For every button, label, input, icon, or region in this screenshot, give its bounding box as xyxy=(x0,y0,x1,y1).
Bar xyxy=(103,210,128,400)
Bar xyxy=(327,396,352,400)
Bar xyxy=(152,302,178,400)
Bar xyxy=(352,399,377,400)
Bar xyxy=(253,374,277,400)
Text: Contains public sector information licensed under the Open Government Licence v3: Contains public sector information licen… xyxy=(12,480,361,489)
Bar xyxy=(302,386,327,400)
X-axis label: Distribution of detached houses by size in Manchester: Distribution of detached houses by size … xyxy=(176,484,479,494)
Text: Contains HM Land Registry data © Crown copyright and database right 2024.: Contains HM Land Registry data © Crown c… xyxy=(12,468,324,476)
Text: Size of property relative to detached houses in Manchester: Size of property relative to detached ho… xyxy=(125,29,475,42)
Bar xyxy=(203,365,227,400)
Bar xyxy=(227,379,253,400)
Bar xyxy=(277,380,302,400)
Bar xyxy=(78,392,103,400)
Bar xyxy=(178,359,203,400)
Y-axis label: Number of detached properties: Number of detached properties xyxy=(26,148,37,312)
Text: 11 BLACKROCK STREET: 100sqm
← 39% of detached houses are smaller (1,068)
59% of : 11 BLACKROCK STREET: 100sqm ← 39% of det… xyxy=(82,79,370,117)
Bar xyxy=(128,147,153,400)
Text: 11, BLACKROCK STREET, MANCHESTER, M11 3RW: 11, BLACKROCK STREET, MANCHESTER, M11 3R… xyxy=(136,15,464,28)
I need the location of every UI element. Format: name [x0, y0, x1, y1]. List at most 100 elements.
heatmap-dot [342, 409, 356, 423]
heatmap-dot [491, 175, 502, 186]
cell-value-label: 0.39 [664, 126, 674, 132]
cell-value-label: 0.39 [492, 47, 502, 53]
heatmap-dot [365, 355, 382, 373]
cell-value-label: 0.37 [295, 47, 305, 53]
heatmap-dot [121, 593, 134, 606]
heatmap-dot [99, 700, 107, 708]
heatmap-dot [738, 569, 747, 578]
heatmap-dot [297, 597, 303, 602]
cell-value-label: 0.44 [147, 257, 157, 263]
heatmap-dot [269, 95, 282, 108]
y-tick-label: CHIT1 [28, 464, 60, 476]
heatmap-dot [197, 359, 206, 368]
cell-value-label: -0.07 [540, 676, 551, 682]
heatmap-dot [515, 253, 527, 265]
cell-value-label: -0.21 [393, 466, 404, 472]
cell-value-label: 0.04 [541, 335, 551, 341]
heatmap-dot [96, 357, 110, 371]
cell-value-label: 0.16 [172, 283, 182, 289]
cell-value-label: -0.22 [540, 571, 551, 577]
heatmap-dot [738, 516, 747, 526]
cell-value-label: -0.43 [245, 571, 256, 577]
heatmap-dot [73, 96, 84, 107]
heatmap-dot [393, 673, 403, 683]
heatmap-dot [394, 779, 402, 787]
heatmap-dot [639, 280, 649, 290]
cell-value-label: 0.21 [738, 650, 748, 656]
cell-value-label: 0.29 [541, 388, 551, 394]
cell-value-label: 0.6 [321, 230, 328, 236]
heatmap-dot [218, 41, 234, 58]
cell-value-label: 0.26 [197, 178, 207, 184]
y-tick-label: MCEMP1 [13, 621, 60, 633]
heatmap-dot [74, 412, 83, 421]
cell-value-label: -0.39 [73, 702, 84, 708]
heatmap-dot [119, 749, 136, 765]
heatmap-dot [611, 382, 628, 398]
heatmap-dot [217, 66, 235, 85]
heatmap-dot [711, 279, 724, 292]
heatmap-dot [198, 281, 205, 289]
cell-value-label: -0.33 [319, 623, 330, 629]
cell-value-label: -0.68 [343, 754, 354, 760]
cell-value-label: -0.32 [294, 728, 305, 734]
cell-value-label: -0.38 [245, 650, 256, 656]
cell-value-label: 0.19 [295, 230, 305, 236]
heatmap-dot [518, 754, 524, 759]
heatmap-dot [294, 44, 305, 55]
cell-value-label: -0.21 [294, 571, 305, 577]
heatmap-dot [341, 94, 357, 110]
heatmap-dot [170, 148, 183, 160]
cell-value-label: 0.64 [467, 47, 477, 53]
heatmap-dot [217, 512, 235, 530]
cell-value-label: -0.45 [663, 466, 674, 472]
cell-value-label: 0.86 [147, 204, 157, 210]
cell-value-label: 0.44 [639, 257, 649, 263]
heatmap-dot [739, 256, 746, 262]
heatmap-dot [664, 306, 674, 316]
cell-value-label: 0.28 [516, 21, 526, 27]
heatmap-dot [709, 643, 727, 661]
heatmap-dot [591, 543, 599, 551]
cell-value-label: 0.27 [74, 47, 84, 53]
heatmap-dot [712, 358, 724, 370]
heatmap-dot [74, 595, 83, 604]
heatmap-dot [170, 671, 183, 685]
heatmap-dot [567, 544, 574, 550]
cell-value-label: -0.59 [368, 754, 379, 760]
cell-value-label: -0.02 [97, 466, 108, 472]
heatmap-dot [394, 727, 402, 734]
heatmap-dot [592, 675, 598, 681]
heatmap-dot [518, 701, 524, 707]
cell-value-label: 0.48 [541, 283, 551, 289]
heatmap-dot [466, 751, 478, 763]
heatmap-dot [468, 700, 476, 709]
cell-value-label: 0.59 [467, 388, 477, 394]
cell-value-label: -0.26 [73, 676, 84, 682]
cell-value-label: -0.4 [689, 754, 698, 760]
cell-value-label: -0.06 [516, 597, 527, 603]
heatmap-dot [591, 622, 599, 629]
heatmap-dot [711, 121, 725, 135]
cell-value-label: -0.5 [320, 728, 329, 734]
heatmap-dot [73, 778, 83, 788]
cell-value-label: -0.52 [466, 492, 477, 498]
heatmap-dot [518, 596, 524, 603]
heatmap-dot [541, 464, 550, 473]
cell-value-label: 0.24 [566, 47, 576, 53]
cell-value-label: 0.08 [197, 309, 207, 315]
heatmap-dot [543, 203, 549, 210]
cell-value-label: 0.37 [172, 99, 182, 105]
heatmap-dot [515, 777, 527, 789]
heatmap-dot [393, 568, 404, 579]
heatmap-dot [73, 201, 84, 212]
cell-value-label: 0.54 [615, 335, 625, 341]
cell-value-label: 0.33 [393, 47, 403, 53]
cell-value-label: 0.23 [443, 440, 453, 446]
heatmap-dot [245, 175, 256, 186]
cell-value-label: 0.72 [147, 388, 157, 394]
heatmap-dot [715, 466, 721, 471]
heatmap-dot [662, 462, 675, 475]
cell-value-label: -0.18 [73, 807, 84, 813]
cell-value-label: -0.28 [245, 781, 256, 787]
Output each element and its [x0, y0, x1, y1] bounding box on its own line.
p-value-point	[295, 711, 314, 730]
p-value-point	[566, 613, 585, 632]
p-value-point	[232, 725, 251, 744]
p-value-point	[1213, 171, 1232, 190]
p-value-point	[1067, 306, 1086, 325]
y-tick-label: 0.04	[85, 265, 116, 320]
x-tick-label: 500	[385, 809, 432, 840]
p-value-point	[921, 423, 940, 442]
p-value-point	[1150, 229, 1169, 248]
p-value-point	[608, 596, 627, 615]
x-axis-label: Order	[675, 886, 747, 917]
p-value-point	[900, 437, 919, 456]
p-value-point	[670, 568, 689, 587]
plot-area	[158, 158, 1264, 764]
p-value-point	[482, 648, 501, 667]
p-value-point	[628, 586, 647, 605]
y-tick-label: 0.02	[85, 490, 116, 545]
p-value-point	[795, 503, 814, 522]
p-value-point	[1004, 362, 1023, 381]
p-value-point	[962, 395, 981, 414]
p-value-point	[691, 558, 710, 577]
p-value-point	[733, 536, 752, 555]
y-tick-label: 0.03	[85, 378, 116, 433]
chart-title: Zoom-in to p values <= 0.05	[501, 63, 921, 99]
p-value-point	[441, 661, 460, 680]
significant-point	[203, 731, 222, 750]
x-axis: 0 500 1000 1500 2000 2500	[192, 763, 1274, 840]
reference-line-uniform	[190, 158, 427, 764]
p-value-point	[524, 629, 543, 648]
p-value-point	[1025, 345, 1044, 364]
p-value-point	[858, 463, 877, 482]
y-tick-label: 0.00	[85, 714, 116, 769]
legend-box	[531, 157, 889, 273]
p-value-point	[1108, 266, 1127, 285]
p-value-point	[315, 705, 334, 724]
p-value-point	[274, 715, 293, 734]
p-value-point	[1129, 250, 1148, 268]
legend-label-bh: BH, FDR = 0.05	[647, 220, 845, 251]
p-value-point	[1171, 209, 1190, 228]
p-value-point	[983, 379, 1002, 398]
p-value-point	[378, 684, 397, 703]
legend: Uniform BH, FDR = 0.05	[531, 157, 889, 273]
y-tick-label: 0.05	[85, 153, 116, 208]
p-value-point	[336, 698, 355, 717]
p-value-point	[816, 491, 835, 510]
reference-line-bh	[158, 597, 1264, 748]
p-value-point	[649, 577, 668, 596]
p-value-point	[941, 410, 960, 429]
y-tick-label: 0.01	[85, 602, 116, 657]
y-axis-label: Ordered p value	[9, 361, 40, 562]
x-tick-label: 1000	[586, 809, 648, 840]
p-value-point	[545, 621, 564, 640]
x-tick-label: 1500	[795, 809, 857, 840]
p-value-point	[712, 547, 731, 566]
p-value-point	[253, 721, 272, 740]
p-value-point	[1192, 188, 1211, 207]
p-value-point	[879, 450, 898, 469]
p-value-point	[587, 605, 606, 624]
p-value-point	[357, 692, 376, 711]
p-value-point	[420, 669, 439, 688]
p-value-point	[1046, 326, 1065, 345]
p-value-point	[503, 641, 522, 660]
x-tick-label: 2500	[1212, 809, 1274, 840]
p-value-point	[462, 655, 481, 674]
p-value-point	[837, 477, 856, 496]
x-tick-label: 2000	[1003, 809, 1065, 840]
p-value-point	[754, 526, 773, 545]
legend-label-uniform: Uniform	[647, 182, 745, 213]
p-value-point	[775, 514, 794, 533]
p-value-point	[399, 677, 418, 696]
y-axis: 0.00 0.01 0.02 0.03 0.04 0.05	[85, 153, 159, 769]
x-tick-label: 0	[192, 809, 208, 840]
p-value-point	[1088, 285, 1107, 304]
☆ ☆ ☆
→ Task details
Copy out the entries word for word, from their first line through the line that contains "cell-value-label: -0.07 [540, 676, 551, 682]", with both of those lines included.

→ Written answer
For every button, label, input, icon, or region in this screenshot, give its bounding box as xyxy=(x0,y0,x1,y1).
Bar xyxy=(103,210,128,400)
Bar xyxy=(327,396,352,400)
Bar xyxy=(152,302,178,400)
Bar xyxy=(352,399,377,400)
Bar xyxy=(253,374,277,400)
Text: Contains public sector information licensed under the Open Government Licence v3: Contains public sector information licen… xyxy=(12,480,361,489)
Bar xyxy=(302,386,327,400)
X-axis label: Distribution of detached houses by size in Manchester: Distribution of detached houses by size … xyxy=(176,484,479,494)
Text: Contains HM Land Registry data © Crown copyright and database right 2024.: Contains HM Land Registry data © Crown c… xyxy=(12,468,324,476)
Text: Size of property relative to detached houses in Manchester: Size of property relative to detached ho… xyxy=(125,29,475,42)
Bar xyxy=(203,365,227,400)
Bar xyxy=(227,379,253,400)
Bar xyxy=(277,380,302,400)
Bar xyxy=(78,392,103,400)
Bar xyxy=(178,359,203,400)
Y-axis label: Number of detached properties: Number of detached properties xyxy=(26,148,37,312)
Text: 11 BLACKROCK STREET: 100sqm
← 39% of detached houses are smaller (1,068)
59% of : 11 BLACKROCK STREET: 100sqm ← 39% of det… xyxy=(82,79,370,117)
Bar xyxy=(128,147,153,400)
Text: 11, BLACKROCK STREET, MANCHESTER, M11 3RW: 11, BLACKROCK STREET, MANCHESTER, M11 3R… xyxy=(136,15,464,28)
I need the location of every UI element. Format: name [x0, y0, x1, y1]. List at most 100 elements.
heatmap-dot [342, 409, 356, 423]
heatmap-dot [491, 175, 502, 186]
cell-value-label: 0.39 [664, 126, 674, 132]
cell-value-label: 0.39 [492, 47, 502, 53]
heatmap-dot [365, 355, 382, 373]
cell-value-label: 0.37 [295, 47, 305, 53]
heatmap-dot [121, 593, 134, 606]
heatmap-dot [99, 700, 107, 708]
heatmap-dot [738, 569, 747, 578]
heatmap-dot [297, 597, 303, 602]
cell-value-label: 0.44 [147, 257, 157, 263]
heatmap-dot [269, 95, 282, 108]
y-tick-label: CHIT1 [28, 464, 60, 476]
heatmap-dot [197, 359, 206, 368]
cell-value-label: -0.07 [540, 676, 551, 682]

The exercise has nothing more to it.